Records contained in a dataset
----------------------------------------

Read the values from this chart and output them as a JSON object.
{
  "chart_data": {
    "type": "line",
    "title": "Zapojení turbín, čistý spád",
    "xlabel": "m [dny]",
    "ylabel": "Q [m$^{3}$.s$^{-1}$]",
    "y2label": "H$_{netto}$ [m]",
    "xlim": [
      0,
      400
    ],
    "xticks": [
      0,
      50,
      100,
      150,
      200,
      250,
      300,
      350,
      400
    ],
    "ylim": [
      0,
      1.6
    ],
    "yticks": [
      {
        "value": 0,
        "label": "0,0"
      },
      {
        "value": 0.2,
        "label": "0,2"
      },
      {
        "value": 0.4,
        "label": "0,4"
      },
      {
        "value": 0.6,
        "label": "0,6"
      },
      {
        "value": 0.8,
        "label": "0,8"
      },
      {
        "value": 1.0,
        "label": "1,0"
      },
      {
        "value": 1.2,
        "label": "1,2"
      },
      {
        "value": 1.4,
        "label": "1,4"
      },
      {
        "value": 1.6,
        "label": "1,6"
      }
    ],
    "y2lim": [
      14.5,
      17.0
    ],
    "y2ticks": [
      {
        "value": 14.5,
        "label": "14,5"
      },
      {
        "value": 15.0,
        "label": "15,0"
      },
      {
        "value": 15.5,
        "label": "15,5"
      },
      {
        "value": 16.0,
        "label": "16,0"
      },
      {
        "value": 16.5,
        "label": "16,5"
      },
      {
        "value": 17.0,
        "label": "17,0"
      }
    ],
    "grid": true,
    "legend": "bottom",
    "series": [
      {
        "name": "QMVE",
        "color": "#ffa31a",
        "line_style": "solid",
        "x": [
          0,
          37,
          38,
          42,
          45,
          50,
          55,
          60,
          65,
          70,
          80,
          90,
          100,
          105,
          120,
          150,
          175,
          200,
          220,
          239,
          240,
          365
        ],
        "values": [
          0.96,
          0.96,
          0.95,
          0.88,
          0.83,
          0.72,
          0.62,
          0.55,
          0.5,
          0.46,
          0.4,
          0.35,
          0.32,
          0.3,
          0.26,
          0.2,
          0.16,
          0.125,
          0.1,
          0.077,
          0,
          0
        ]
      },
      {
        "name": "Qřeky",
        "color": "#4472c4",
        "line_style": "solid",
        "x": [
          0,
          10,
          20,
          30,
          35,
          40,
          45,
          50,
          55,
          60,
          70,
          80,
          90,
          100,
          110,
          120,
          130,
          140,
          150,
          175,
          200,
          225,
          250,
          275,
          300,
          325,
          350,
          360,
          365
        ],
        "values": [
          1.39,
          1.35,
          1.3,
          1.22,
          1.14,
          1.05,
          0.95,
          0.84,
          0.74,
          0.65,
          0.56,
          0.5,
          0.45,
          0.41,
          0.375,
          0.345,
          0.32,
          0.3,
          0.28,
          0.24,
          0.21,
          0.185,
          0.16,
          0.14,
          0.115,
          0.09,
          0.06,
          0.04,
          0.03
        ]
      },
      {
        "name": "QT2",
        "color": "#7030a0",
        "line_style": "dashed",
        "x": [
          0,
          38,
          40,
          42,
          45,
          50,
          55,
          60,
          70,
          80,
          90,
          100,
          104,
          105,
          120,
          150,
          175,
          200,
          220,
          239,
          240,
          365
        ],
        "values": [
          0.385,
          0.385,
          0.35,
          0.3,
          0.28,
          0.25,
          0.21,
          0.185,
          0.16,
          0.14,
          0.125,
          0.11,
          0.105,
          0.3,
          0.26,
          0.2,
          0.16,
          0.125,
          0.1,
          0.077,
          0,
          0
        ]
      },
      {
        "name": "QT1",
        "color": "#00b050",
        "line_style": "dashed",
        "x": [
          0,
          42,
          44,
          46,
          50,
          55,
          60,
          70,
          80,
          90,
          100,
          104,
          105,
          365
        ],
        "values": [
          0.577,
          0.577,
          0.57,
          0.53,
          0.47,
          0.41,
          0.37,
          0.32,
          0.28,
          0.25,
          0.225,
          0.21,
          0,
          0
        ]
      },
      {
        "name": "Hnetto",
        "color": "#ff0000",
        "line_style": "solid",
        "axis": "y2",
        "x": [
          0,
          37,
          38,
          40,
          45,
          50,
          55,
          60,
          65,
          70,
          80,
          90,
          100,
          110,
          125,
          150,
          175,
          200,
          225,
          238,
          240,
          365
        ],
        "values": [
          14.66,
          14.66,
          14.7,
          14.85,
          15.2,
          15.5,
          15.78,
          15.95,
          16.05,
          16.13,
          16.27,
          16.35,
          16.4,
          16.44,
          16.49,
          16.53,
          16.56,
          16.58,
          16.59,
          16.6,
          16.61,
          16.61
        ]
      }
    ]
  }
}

----------------------------------------

▸ Task to complete:
The data above must be returned in full, exactly as written.

▸ Answer below:
Read the values from this chart and output them as a JSON object.
{
  "chart_data": {
    "type": "line",
    "title": "Zapojení turbín, čistý spád",
    "xlabel": "m [dny]",
    "ylabel": "Q [m$^{3}$.s$^{-1}$]",
    "y2label": "H$_{netto}$ [m]",
    "xlim": [
      0,
      400
    ],
    "xticks": [
      0,
      50,
      100,
      150,
      200,
      250,
      300,
      350,
      400
    ],
    "ylim": [
      0,
      1.6
    ],
    "yticks": [
      {
        "value": 0,
        "label": "0,0"
      },
      {
        "value": 0.2,
        "label": "0,2"
      },
      {
        "value": 0.4,
        "label": "0,4"
      },
      {
        "value": 0.6,
        "label": "0,6"
      },
      {
        "value": 0.8,
        "label": "0,8"
      },
      {
        "value": 1.0,
        "label": "1,0"
      },
      {
        "value": 1.2,
        "label": "1,2"
      },
      {
        "value": 1.4,
        "label": "1,4"
      },
      {
        "value": 1.6,
        "label": "1,6"
      }
    ],
    "y2lim": [
      14.5,
      17.0
    ],
    "y2ticks": [
      {
        "value": 14.5,
        "label": "14,5"
      },
      {
        "value": 15.0,
        "label": "15,0"
      },
      {
        "value": 15.5,
        "label": "15,5"
      },
      {
        "value": 16.0,
        "label": "16,0"
      },
      {
        "value": 16.5,
        "label": "16,5"
      },
      {
        "value": 17.0,
        "label": "17,0"
      }
    ],
    "grid": true,
    "legend": "bottom",
    "series": [
      {
        "name": "QMVE",
        "color": "#ffa31a",
        "line_style": "solid",
        "x": [
          0,
          37,
          38,
          42,
          45,
          50,
          55,
          60,
          65,
          70,
          80,
          90,
          100,
          105,
          120,
          150,
          175,
          200,
          220,
          239,
          240,
          365
        ],
        "values": [
          0.96,
          0.96,
          0.95,
          0.88,
          0.83,
          0.72,
          0.62,
          0.55,
          0.5,
          0.46,
          0.4,
          0.35,
          0.32,
          0.3,
          0.26,
          0.2,
          0.16,
          0.125,
          0.1,
          0.077,
          0,
          0
        ]
      },
      {
        "name": "Qřeky",
        "color": "#4472c4",
        "line_style": "solid",
        "x": [
          0,
          10,
          20,
          30,
          35,
          40,
          45,
          50,
          55,
          60,
          70,
          80,
          90,
          100,
          110,
          120,
          130,
          140,
          150,
          175,
          200,
          225,
          250,
          275,
          300,
          325,
          350,
          360,
          365
        ],
        "values": [
          1.39,
          1.35,
          1.3,
          1.22,
          1.14,
          1.05,
          0.95,
          0.84,
          0.74,
          0.65,
          0.56,
          0.5,
          0.45,
          0.41,
          0.375,
          0.345,
          0.32,
          0.3,
          0.28,
          0.24,
          0.21,
          0.185,
          0.16,
          0.14,
          0.115,
          0.09,
          0.06,
          0.04,
          0.03
        ]
      },
      {
        "name": "QT2",
        "color": "#7030a0",
        "line_style": "dashed",
        "x": [
          0,
          38,
          40,
          42,
          45,
          50,
          55,
          60,
          70,
          80,
          90,
          100,
          104,
          105,
          120,
          150,
          175,
          200,
          220,
          239,
          240,
          365
        ],
        "values": [
          0.385,
          0.385,
          0.35,
          0.3,
          0.28,
          0.25,
          0.21,
          0.185,
          0.16,
          0.14,
          0.125,
          0.11,
          0.105,
          0.3,
          0.26,
          0.2,
          0.16,
          0.125,
          0.1,
          0.077,
          0,
          0
        ]
      },
      {
        "name": "QT1",
        "color": "#00b050",
        "line_style": "dashed",
        "x": [
          0,
          42,
          44,
          46,
          50,
          55,
          60,
          70,
          80,
          90,
          100,
          104,
          105,
          365
        ],
        "values": [
          0.577,
          0.577,
          0.57,
          0.53,
          0.47,
          0.41,
          0.37,
          0.32,
          0.28,
          0.25,
          0.225,
          0.21,
          0,
          0
        ]
      },
      {
        "name": "Hnetto",
        "color": "#ff0000",
        "line_style": "solid",
        "axis": "y2",
        "x": [
          0,
          37,
          38,
          40,
          45,
          50,
          55,
          60,
          65,
          70,
          80,
          90,
          100,
          110,
          125,
          150,
          175,
          200,
          225,
          238,
          240,
          365
        ],
        "values": [
          14.66,
          14.66,
          14.7,
          14.85,
          15.2,
          15.5,
          15.78,
          15.95,
          16.05,
          16.13,
          16.27,
          16.35,
          16.4,
          16.44,
          16.49,
          16.53,
          16.56,
          16.58,
          16.59,
          16.6,
          16.61,
          16.61
        ]
      }
    ]
  }
}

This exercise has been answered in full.